[Begin]

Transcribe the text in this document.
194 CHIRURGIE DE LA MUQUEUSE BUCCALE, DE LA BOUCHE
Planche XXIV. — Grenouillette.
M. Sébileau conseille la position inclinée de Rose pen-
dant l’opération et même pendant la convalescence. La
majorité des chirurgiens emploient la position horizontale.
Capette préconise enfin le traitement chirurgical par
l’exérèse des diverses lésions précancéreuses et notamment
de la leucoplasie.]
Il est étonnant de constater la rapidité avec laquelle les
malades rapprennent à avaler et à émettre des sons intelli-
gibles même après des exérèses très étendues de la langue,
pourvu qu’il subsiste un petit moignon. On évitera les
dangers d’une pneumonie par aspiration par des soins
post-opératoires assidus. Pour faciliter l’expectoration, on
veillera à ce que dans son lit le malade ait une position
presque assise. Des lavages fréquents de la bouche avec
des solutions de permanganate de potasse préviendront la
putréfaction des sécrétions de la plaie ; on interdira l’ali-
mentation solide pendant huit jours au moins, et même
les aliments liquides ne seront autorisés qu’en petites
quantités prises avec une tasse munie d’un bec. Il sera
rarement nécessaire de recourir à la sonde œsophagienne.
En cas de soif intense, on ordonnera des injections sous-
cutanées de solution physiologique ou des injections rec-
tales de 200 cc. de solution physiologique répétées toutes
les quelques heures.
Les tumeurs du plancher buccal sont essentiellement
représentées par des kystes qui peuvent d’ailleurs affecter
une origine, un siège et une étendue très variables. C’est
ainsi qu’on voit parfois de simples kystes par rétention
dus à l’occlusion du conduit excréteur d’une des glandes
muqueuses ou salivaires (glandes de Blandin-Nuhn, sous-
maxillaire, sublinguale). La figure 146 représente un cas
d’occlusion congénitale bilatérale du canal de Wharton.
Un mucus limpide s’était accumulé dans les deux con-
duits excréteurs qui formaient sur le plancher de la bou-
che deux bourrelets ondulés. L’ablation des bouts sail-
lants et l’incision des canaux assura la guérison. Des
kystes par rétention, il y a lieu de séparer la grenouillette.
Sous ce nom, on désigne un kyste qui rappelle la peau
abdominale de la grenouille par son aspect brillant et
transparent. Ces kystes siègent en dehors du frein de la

[End]

Prompt — All of the data above should be transcribed exactly.

Finished answer —
Transcribe the text in this document.
194 CHIRURGIE DE LA MUQUEUSE BUCCALE, DE LA BOUCHE
Planche XXIV. — Grenouillette.
M. Sébileau conseille la position inclinée de Rose pen-
dant l’opération et même pendant la convalescence. La
majorité des chirurgiens emploient la position horizontale.
Capette préconise enfin le traitement chirurgical par
l’exérèse des diverses lésions précancéreuses et notamment
de la leucoplasie.]
Il est étonnant de constater la rapidité avec laquelle les
malades rapprennent à avaler et à émettre des sons intelli-
gibles même après des exérèses très étendues de la langue,
pourvu qu’il subsiste un petit moignon. On évitera les
dangers d’une pneumonie par aspiration par des soins
post-opératoires assidus. Pour faciliter l’expectoration, on
veillera à ce que dans son lit le malade ait une position
presque assise. Des lavages fréquents de la bouche avec
des solutions de permanganate de potasse préviendront la
putréfaction des sécrétions de la plaie ; on interdira l’ali-
mentation solide pendant huit jours au moins, et même
les aliments liquides ne seront autorisés qu’en petites
quantités prises avec une tasse munie d’un bec. Il sera
rarement nécessaire de recourir à la sonde œsophagienne.
En cas de soif intense, on ordonnera des injections sous-
cutanées de solution physiologique ou des injections rec-
tales de 200 cc. de solution physiologique répétées toutes
les quelques heures.
Les tumeurs du plancher buccal sont essentiellement
représentées par des kystes qui peuvent d’ailleurs affecter
une origine, un siège et une étendue très variables. C’est
ainsi qu’on voit parfois de simples kystes par rétention
dus à l’occlusion du conduit excréteur d’une des glandes
muqueuses ou salivaires (glandes de Blandin-Nuhn, sous-
maxillaire, sublinguale). La figure 146 représente un cas
d’occlusion congénitale bilatérale du canal de Wharton.
Un mucus limpide s’était accumulé dans les deux con-
duits excréteurs qui formaient sur le plancher de la bou-
che deux bourrelets ondulés. L’ablation des bouts sail-
lants et l’incision des canaux assura la guérison. Des
kystes par rétention, il y a lieu de séparer la grenouillette.
Sous ce nom, on désigne un kyste qui rappelle la peau
abdominale de la grenouille par son aspect brillant et
transparent. Ces kystes siègent en dehors du frein de la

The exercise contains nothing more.